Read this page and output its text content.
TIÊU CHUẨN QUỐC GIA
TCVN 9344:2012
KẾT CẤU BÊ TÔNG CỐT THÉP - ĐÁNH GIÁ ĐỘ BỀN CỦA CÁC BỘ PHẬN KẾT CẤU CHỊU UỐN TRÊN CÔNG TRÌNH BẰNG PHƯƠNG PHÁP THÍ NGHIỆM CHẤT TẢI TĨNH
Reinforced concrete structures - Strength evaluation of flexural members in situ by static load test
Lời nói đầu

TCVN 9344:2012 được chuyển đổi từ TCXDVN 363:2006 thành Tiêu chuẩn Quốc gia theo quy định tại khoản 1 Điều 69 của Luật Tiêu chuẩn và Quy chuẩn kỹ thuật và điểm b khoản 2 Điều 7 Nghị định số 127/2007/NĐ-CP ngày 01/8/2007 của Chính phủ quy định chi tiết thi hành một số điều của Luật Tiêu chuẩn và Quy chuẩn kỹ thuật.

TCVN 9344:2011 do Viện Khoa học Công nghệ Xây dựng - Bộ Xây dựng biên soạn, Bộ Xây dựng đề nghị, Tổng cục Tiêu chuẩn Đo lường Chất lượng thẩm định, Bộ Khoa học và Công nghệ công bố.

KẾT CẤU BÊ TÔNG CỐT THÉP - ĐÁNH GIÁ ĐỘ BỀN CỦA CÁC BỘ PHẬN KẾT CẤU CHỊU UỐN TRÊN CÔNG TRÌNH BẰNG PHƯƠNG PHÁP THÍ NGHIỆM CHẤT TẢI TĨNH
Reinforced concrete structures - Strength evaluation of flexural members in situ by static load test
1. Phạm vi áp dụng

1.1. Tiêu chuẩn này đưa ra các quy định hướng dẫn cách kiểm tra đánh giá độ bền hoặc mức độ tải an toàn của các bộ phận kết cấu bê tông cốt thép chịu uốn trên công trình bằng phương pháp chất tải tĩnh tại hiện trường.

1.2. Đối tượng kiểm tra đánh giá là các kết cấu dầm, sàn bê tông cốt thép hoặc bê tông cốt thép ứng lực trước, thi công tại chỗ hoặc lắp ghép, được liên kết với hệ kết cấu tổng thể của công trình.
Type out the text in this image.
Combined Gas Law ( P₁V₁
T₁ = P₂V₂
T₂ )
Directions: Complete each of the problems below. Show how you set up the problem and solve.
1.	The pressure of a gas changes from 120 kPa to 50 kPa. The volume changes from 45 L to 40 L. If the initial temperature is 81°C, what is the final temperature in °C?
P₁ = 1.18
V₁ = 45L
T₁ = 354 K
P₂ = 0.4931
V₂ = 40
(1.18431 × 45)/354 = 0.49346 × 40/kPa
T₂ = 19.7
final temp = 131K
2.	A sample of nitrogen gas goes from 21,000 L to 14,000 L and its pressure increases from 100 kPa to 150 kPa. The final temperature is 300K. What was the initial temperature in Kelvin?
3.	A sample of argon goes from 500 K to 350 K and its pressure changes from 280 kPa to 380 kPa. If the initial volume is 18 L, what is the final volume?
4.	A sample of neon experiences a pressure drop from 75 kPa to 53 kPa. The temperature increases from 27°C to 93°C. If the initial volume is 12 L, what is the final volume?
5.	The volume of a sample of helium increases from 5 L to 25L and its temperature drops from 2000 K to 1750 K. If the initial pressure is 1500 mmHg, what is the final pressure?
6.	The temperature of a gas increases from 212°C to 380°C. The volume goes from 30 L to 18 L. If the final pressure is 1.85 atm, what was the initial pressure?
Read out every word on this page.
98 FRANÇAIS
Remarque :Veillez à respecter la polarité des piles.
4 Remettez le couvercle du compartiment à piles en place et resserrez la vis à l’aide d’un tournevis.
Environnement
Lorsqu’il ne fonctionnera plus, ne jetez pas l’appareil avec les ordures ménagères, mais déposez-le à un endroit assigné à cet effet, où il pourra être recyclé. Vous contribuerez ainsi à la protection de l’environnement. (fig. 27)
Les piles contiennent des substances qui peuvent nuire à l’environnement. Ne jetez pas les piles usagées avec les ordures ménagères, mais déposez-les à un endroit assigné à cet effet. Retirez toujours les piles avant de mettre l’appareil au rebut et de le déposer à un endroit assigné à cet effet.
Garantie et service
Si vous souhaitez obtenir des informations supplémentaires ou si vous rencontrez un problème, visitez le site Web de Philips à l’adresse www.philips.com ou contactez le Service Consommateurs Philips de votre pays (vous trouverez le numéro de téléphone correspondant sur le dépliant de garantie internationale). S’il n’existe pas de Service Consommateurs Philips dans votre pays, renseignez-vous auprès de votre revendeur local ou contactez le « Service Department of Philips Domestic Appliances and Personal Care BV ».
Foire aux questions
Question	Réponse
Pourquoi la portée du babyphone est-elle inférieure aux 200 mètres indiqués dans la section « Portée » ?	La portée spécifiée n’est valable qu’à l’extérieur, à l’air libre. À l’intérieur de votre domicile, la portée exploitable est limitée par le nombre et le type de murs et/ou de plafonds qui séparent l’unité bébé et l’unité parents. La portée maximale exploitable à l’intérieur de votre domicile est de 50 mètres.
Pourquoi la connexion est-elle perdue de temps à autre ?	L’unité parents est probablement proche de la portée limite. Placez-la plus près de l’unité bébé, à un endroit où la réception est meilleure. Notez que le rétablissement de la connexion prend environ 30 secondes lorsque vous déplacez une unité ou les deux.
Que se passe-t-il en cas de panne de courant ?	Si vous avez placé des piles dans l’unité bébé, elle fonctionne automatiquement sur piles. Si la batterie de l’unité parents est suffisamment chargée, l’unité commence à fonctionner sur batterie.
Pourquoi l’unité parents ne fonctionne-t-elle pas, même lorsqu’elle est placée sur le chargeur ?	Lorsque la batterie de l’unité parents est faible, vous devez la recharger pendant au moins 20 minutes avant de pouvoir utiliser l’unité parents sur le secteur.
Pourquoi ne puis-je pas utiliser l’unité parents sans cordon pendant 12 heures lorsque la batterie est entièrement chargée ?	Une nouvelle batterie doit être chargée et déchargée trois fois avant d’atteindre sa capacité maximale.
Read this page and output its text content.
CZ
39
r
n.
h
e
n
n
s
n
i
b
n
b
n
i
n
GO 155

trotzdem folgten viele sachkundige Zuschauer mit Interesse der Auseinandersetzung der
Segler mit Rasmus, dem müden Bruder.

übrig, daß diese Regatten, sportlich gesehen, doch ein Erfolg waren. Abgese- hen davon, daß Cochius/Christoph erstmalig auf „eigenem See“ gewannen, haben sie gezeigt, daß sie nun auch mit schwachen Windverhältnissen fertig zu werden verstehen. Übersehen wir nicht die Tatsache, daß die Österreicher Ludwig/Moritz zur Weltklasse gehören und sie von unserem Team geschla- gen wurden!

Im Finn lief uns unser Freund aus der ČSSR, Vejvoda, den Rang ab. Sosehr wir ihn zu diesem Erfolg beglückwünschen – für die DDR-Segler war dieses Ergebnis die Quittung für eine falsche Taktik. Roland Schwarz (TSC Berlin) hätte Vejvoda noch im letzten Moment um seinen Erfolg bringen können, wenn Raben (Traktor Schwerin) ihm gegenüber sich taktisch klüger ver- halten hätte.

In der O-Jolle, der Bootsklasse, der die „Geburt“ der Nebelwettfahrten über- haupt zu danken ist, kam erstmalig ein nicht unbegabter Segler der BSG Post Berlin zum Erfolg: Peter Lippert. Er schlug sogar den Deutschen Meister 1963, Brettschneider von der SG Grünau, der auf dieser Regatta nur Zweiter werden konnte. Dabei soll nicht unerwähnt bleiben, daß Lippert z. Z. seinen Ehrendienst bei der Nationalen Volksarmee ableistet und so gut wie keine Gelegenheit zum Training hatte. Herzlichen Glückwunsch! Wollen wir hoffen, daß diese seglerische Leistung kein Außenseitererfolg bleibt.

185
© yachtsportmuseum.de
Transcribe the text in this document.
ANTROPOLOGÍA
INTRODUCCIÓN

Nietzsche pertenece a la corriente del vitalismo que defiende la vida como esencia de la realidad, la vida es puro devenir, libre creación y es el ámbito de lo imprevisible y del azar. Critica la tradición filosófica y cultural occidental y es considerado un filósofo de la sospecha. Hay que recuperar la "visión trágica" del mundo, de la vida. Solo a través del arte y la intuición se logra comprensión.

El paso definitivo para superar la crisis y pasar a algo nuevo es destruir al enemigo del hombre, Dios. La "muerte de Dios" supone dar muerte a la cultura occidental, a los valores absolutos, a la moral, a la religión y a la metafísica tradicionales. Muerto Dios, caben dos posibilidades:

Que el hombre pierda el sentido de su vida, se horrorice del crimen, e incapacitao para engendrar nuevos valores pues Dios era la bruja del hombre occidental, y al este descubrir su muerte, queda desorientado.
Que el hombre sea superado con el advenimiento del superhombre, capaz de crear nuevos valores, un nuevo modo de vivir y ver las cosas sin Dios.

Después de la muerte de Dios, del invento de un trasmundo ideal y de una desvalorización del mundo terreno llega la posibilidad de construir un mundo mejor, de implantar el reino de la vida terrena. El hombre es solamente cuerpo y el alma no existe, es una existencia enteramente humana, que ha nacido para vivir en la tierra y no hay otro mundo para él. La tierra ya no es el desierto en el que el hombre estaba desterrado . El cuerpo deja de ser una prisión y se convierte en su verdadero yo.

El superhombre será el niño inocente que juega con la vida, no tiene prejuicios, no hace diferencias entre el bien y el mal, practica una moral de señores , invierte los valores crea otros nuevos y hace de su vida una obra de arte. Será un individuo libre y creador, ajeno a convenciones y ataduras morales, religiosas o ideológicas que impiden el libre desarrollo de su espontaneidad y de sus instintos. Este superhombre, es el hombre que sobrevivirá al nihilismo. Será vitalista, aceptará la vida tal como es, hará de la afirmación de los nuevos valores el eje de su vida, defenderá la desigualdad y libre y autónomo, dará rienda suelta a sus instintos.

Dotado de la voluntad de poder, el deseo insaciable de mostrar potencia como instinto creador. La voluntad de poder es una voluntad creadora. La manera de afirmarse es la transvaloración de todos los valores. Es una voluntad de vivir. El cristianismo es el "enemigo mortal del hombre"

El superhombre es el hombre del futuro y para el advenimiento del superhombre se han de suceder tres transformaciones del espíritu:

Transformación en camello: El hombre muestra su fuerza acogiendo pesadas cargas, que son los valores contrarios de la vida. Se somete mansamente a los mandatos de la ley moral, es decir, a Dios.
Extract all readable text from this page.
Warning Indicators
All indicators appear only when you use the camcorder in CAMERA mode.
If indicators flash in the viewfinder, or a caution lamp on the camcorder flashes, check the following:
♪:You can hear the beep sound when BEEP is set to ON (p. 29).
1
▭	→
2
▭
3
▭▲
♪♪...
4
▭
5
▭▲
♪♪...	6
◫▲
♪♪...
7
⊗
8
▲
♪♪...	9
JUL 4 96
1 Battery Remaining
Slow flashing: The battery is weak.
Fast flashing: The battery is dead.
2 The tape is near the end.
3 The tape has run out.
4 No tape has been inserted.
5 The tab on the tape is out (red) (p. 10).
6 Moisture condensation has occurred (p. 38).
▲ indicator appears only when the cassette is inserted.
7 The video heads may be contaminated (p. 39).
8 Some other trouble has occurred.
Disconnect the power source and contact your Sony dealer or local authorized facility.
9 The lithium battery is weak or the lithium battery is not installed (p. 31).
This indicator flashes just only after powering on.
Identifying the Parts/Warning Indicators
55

### PROBLEM
Count each line where the string "como" occurs, and write only the number.

### OUTPUT OF THE TASK
3